The answer must be every line of the records below that contains the word "Indes", copied out.

━━━━━ INPUT DATA

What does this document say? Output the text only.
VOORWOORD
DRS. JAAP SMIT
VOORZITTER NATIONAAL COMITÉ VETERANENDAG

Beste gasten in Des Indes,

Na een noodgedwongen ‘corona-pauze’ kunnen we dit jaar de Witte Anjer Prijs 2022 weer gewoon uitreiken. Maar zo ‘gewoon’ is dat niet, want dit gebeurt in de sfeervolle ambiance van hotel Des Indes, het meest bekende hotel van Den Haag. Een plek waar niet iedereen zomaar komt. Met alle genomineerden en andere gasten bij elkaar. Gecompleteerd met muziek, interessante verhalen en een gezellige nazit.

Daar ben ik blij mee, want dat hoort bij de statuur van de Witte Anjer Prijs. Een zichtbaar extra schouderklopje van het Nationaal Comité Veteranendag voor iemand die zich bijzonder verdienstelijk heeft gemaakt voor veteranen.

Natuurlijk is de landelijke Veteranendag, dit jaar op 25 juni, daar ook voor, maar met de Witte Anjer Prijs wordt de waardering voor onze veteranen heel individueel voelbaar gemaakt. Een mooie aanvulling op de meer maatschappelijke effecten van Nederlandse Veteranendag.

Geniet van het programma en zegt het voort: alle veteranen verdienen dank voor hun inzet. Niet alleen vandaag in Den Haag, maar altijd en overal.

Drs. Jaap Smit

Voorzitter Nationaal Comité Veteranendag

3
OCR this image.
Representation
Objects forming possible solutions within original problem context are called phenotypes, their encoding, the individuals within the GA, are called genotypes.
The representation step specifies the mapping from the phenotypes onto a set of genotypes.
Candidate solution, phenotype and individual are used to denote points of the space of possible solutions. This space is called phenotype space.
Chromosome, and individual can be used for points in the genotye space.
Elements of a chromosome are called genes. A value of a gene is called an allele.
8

━━━━━━━━━━

* **SOLVED PROBLEM**
Beste gasten in Des Indes,
Na een noodgedwongen ‘corona-pauze’ kunnen we dit jaar de Witte Anjer Prijs 2022 weer gewoon uitreiken. Maar zo ‘gewoon’ is dat niet, want dit gebeurt in de sfeervolle ambiance van hotel Des Indes, het meest bekende hotel van Den Haag. Een plek waar niet iedereen zomaar komt. Met alle genomineerden en andere gasten bij elkaar. Gecompleteerd met muziek, interessante verhalen en een gezellige nazit.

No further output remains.